*MATERIAL PROVIDED*.
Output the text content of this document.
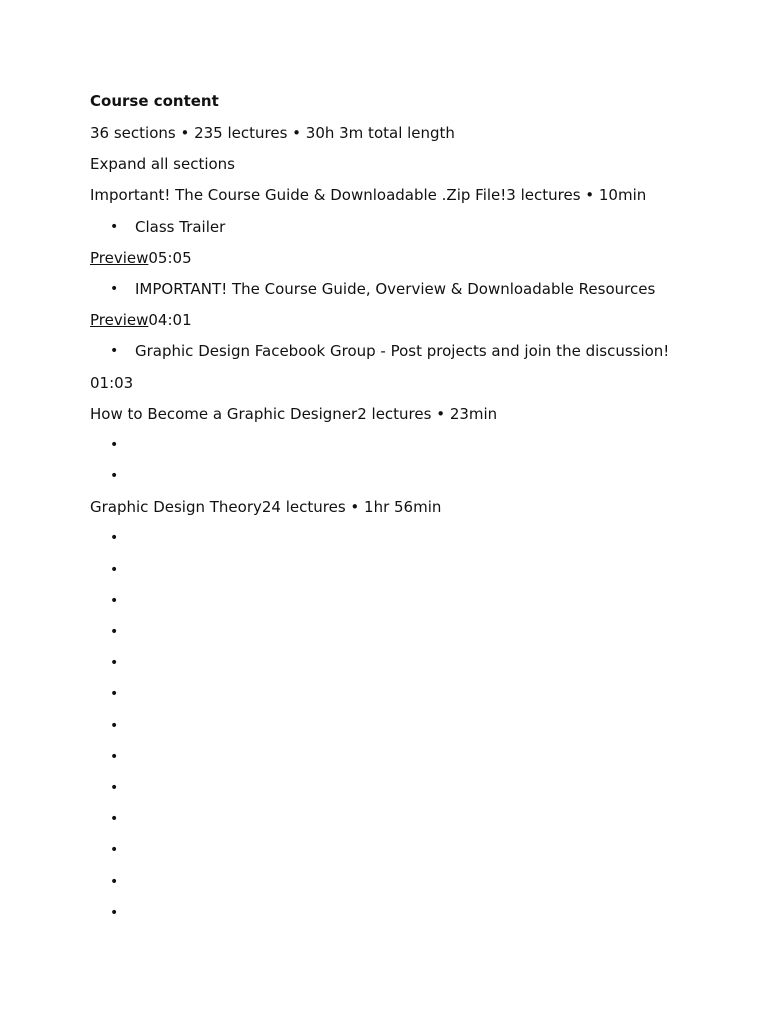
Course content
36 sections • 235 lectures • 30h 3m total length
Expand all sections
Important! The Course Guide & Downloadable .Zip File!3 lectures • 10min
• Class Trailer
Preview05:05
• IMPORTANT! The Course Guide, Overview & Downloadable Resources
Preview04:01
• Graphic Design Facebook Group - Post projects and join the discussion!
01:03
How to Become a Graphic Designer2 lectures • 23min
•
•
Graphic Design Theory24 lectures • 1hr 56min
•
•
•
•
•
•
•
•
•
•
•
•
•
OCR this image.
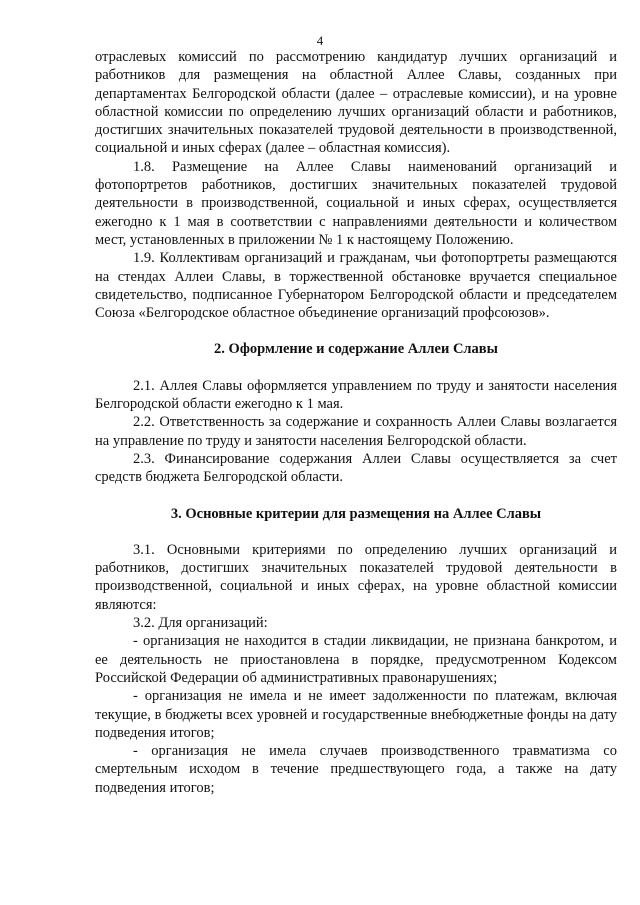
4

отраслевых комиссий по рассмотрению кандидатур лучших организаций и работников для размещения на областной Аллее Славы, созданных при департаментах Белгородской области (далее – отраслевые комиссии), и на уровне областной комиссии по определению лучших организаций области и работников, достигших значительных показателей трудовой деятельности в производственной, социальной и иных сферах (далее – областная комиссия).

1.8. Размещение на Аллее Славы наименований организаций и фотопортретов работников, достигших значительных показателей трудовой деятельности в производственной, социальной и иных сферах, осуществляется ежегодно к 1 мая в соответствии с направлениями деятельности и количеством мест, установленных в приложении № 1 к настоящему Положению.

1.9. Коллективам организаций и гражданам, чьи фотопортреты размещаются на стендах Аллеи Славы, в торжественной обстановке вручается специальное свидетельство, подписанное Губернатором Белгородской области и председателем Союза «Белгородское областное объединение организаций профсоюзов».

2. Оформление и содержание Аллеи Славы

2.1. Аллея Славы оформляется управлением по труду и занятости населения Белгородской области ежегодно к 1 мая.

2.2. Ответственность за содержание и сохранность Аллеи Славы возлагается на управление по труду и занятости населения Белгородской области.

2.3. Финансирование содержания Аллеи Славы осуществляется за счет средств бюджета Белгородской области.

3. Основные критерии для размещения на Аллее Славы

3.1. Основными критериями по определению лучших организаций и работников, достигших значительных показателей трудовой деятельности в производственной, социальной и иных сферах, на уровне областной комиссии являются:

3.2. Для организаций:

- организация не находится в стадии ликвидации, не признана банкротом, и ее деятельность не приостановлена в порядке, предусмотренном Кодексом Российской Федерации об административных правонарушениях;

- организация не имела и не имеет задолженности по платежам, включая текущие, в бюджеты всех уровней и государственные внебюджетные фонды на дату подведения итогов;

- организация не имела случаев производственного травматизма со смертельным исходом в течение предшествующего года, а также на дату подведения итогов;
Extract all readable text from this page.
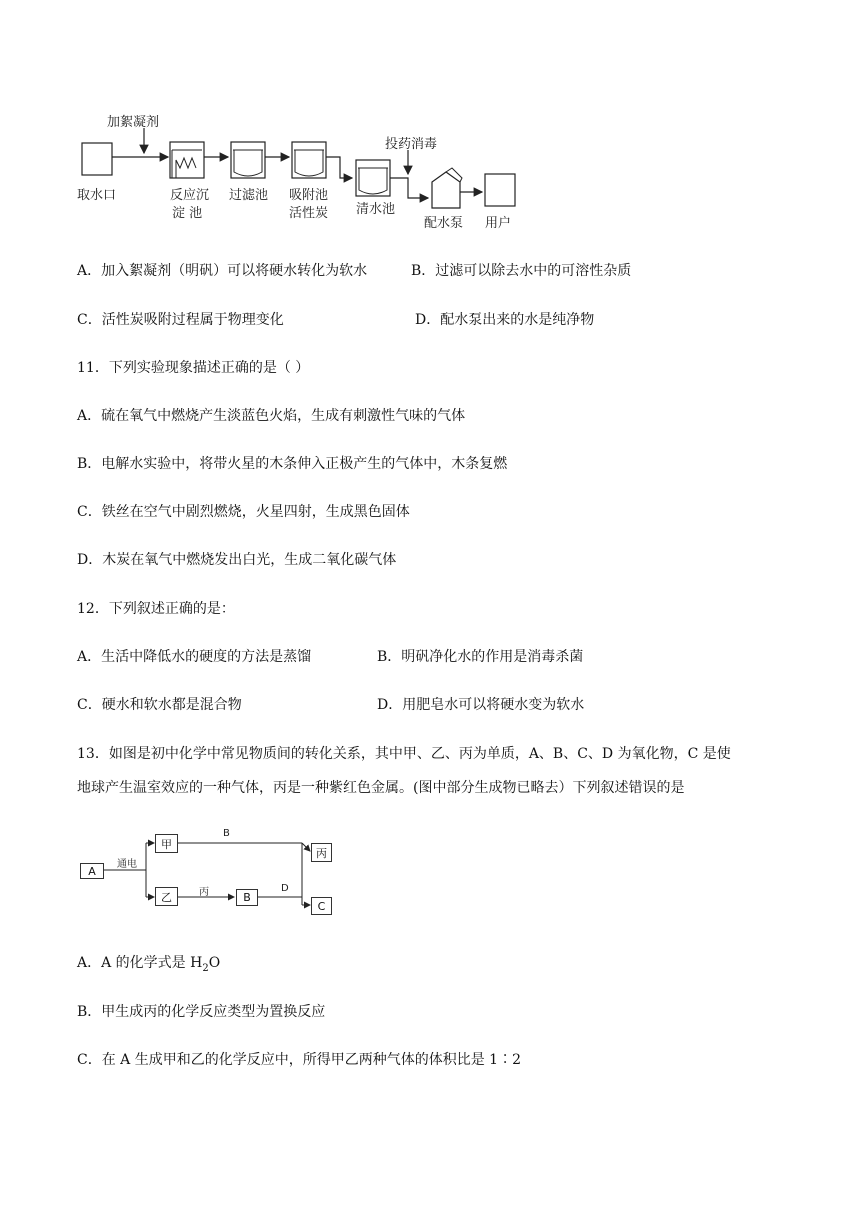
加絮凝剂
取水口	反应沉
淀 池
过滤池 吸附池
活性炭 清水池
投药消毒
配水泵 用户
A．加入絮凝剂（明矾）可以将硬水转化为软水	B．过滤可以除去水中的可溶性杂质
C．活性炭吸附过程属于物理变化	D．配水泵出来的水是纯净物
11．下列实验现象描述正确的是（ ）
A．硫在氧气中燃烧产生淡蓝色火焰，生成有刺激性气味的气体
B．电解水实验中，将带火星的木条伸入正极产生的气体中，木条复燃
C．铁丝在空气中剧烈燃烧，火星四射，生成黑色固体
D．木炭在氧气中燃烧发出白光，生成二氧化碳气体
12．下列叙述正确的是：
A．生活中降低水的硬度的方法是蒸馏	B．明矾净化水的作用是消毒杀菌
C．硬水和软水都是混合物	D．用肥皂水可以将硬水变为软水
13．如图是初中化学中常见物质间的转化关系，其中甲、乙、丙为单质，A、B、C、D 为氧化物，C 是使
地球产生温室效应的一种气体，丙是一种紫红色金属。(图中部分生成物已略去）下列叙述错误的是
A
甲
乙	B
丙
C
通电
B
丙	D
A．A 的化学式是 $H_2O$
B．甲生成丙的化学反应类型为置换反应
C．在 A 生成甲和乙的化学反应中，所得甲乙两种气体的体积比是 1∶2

*TASK PROMPT*. Identify the lines that hold the word "имела". Copy every one of them.

*FULL SOLUTION*.
- организация не имела и не имеет задолженности по платежам, включая текущие, в бюджеты всех уровней и государственные внебюджетные фонды на дату подведения итогов;
- организация не имела случаев производственного травматизма со смертельным исходом в течение предшествующего года, а также на дату подведения итогов;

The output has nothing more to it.